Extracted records

%%

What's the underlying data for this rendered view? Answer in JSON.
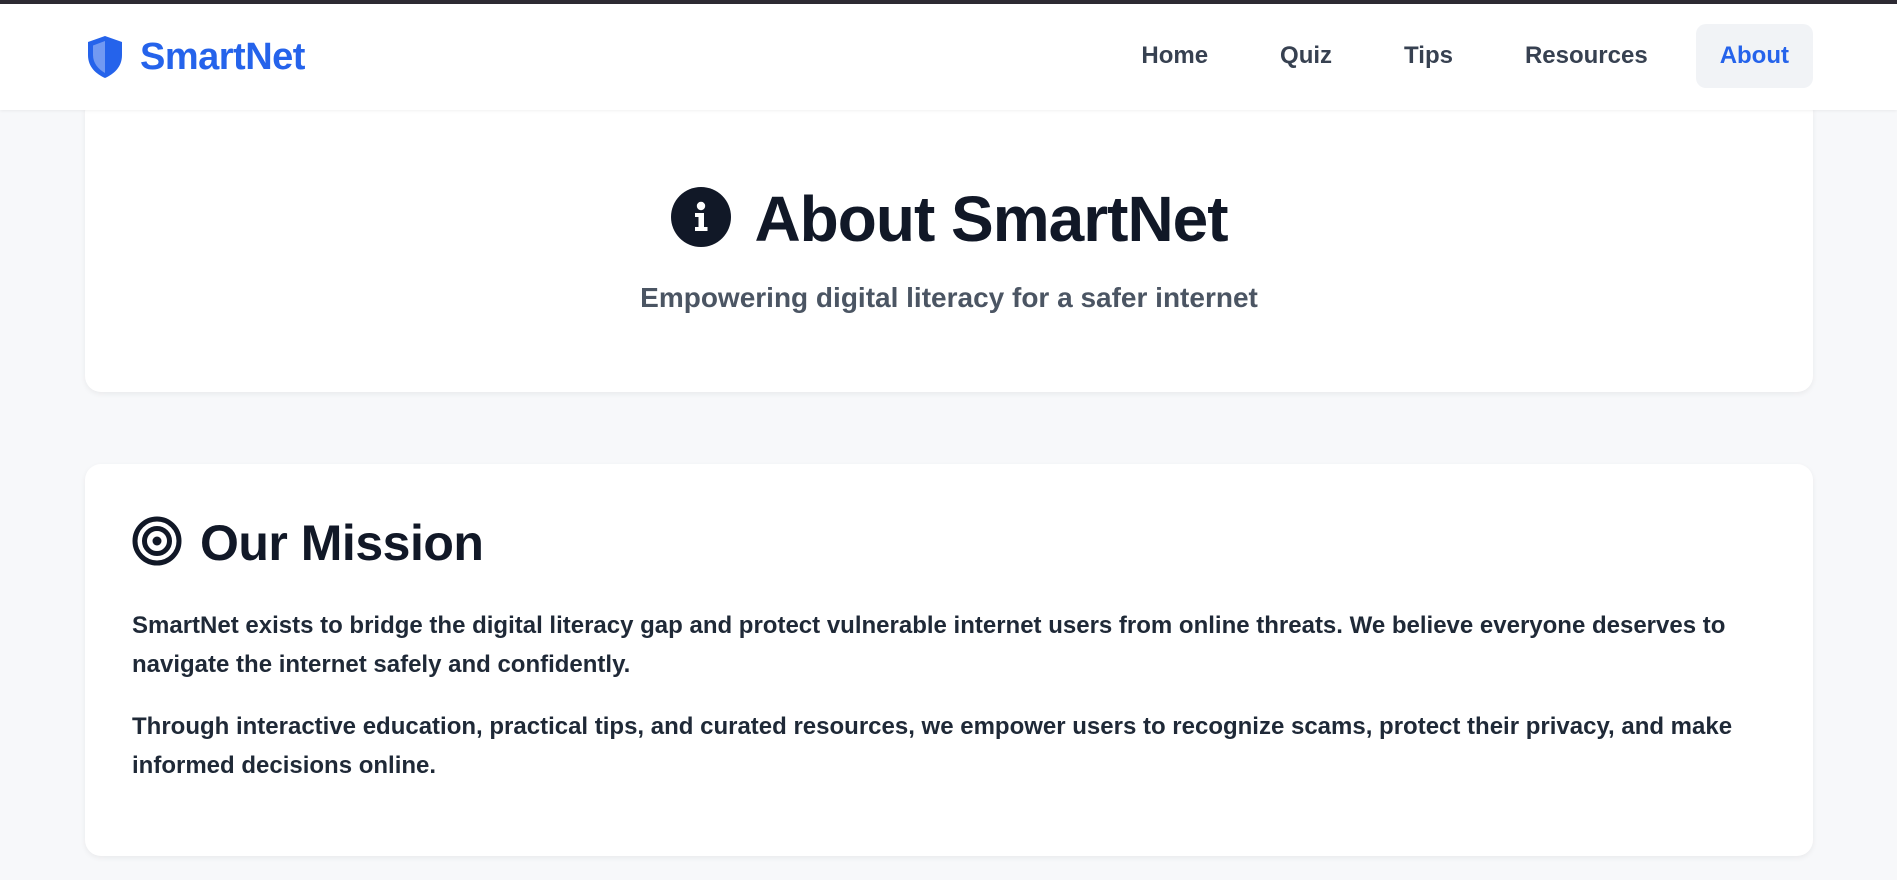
{
  "brand": {
    "name": "SmartNet",
    "icon": "shield-icon",
    "color": "#2563eb"
  },
  "nav": {
    "items": [
      {
        "label": "Home"
      },
      {
        "label": "Quiz"
      },
      {
        "label": "Tips"
      },
      {
        "label": "Resources"
      },
      {
        "label": "About",
        "active": true
      }
    ]
  },
  "hero": {
    "icon": "info-icon",
    "title": "About SmartNet",
    "subtitle": "Empowering digital literacy for a safer internet"
  },
  "mission": {
    "icon": "target-icon",
    "title": "Our Mission",
    "paragraphs": [
      "SmartNet exists to bridge the digital literacy gap and protect vulnerable internet users from online threats. We believe everyone deserves to navigate the internet safely and confidently.",
      "Through interactive education, practical tips, and curated resources, we empower users to recognize scams, protect their privacy, and make informed decisions online."
    ]
  },
  "colors": {
    "accent": "#2563eb",
    "text": "#111827",
    "muted": "#4b5563",
    "background": "#f7f8fa"
  }
}
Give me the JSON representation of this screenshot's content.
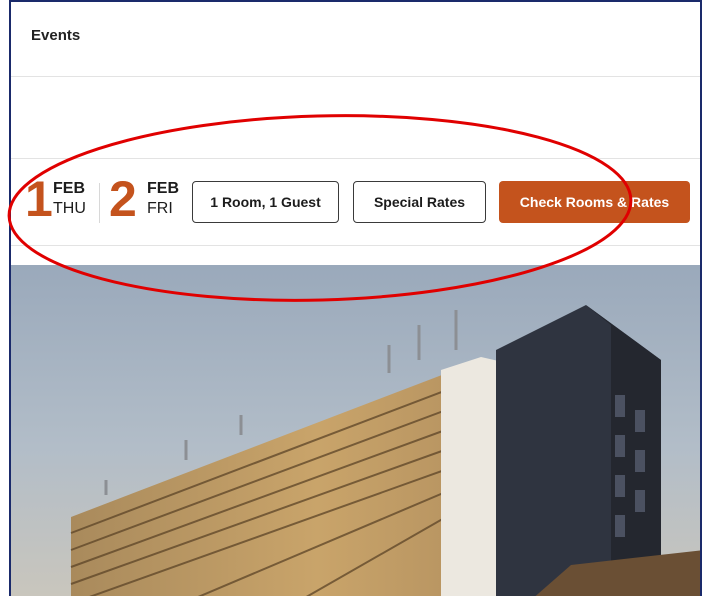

%%

- _WORK INSTRUCTIONS_: Gather up every line from the listing above in which the word "users" occurs.

- _ANSWER TO THIS TASK_:
      "SmartNet exists to bridge the digital literacy gap and protect vulnerable internet users from online threats. We believe everyone deserves to navigate the internet safely and confidently.",
      "Through interactive education, practical tips, and curated resources, we empower users to recognize scams, protect their privacy, and make informed decisions online."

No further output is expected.